[Collected data entries]
※ ※ ※

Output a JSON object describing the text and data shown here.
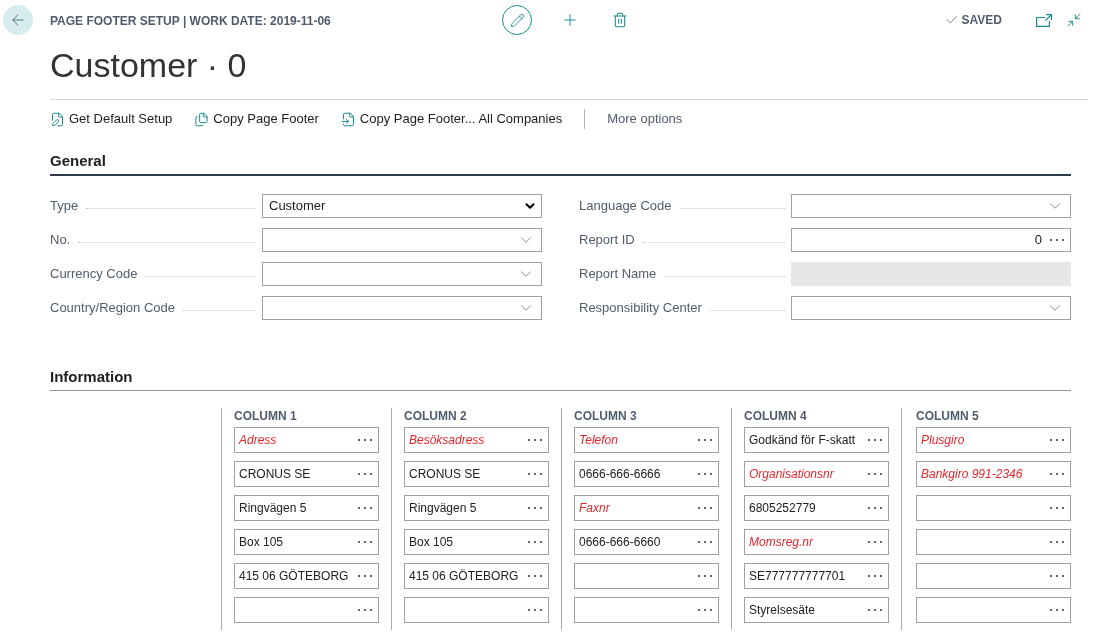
{
  "header": {
    "breadcrumb": "PAGE FOOTER SETUP | WORK DATE: 2019-11-06",
    "status": "SAVED"
  },
  "title": "Customer · 0",
  "actions": [
    {
      "kind": "setup",
      "label": "Get Default Setup"
    },
    {
      "kind": "copy",
      "label": "Copy Page Footer"
    },
    {
      "kind": "copy_all",
      "label": "Copy Page Footer... All Companies"
    }
  ],
  "more_options": "More options",
  "general": {
    "title": "General",
    "left_fields": [
      {
        "label": "Type",
        "kind": "select",
        "value": "Customer"
      },
      {
        "label": "No.",
        "kind": "lookup"
      },
      {
        "label": "Currency Code",
        "kind": "lookup"
      },
      {
        "label": "Country/Region Code",
        "kind": "lookup"
      }
    ],
    "right_fields": [
      {
        "label": "Language Code",
        "kind": "lookup"
      },
      {
        "label": "Report ID",
        "kind": "assist",
        "value": "0"
      },
      {
        "label": "Report Name",
        "kind": "readonly"
      },
      {
        "label": "Responsibility Center",
        "kind": "lookup"
      }
    ]
  },
  "information": {
    "title": "Information",
    "columns": [
      {
        "header": "COLUMN 1",
        "cells": [
          {
            "placeholder": "Adress"
          },
          {
            "value": "CRONUS SE"
          },
          {
            "value": "Ringvägen 5"
          },
          {
            "value": "Box 105"
          },
          {
            "value": "415 06 GÖTEBORG"
          },
          {}
        ]
      },
      {
        "header": "COLUMN 2",
        "cells": [
          {
            "placeholder": "Besöksadress"
          },
          {
            "value": "CRONUS SE"
          },
          {
            "value": "Ringvägen 5"
          },
          {
            "value": "Box 105"
          },
          {
            "value": "415 06 GÖTEBORG"
          },
          {}
        ]
      },
      {
        "header": "COLUMN 3",
        "cells": [
          {
            "placeholder": "Telefon"
          },
          {
            "value": "0666-666-6666"
          },
          {
            "placeholder": "Faxnr"
          },
          {
            "value": "0666-666-6660"
          },
          {},
          {}
        ]
      },
      {
        "header": "COLUMN 4",
        "cells": [
          {
            "value": "Godkänd för F-skatt"
          },
          {
            "placeholder": "Organisationsnr"
          },
          {
            "value": "6805252779"
          },
          {
            "placeholder": "Momsreg.nr"
          },
          {
            "value": "SE777777777701"
          },
          {
            "value": "Styrelsesäte"
          }
        ]
      },
      {
        "header": "COLUMN 5",
        "cells": [
          {
            "placeholder": "Plusgiro"
          },
          {
            "placeholder": "Bankgiro 991-2346"
          },
          {},
          {},
          {},
          {}
        ]
      }
    ]
  }
}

※ ※ ※

**TASK PROMPT**:
Each entry must be retyped word for word, with every image omitted.

**TASK RESULT**:
Output a JSON object describing the text and data shown here.
{
  "header": {
    "breadcrumb": "PAGE FOOTER SETUP | WORK DATE: 2019-11-06",
    "status": "SAVED"
  },
  "title": "Customer · 0",
  "actions": [
    {
      "kind": "setup",
      "label": "Get Default Setup"
    },
    {
      "kind": "copy",
      "label": "Copy Page Footer"
    },
    {
      "kind": "copy_all",
      "label": "Copy Page Footer... All Companies"
    }
  ],
  "more_options": "More options",
  "general": {
    "title": "General",
    "left_fields": [
      {
        "label": "Type",
        "kind": "select",
        "value": "Customer"
      },
      {
        "label": "No.",
        "kind": "lookup"
      },
      {
        "label": "Currency Code",
        "kind": "lookup"
      },
      {
        "label": "Country/Region Code",
        "kind": "lookup"
      }
    ],
    "right_fields": [
      {
        "label": "Language Code",
        "kind": "lookup"
      },
      {
        "label": "Report ID",
        "kind": "assist",
        "value": "0"
      },
      {
        "label": "Report Name",
        "kind": "readonly"
      },
      {
        "label": "Responsibility Center",
        "kind": "lookup"
      }
    ]
  },
  "information": {
    "title": "Information",
    "columns": [
      {
        "header": "COLUMN 1",
        "cells": [
          {
            "placeholder": "Adress"
          },
          {
            "value": "CRONUS SE"
          },
          {
            "value": "Ringvägen 5"
          },
          {
            "value": "Box 105"
          },
          {
            "value": "415 06 GÖTEBORG"
          },
          {}
        ]
      },
      {
        "header": "COLUMN 2",
        "cells": [
          {
            "placeholder": "Besöksadress"
          },
          {
            "value": "CRONUS SE"
          },
          {
            "value": "Ringvägen 5"
          },
          {
            "value": "Box 105"
          },
          {
            "value": "415 06 GÖTEBORG"
          },
          {}
        ]
      },
      {
        "header": "COLUMN 3",
        "cells": [
          {
            "placeholder": "Telefon"
          },
          {
            "value": "0666-666-6666"
          },
          {
            "placeholder": "Faxnr"
          },
          {
            "value": "0666-666-6660"
          },
          {},
          {}
        ]
      },
      {
        "header": "COLUMN 4",
        "cells": [
          {
            "value": "Godkänd för F-skatt"
          },
          {
            "placeholder": "Organisationsnr"
          },
          {
            "value": "6805252779"
          },
          {
            "placeholder": "Momsreg.nr"
          },
          {
            "value": "SE777777777701"
          },
          {
            "value": "Styrelsesäte"
          }
        ]
      },
      {
        "header": "COLUMN 5",
        "cells": [
          {
            "placeholder": "Plusgiro"
          },
          {
            "placeholder": "Bankgiro 991-2346"
          },
          {},
          {},
          {},
          {}
        ]
      }
    ]
  }
}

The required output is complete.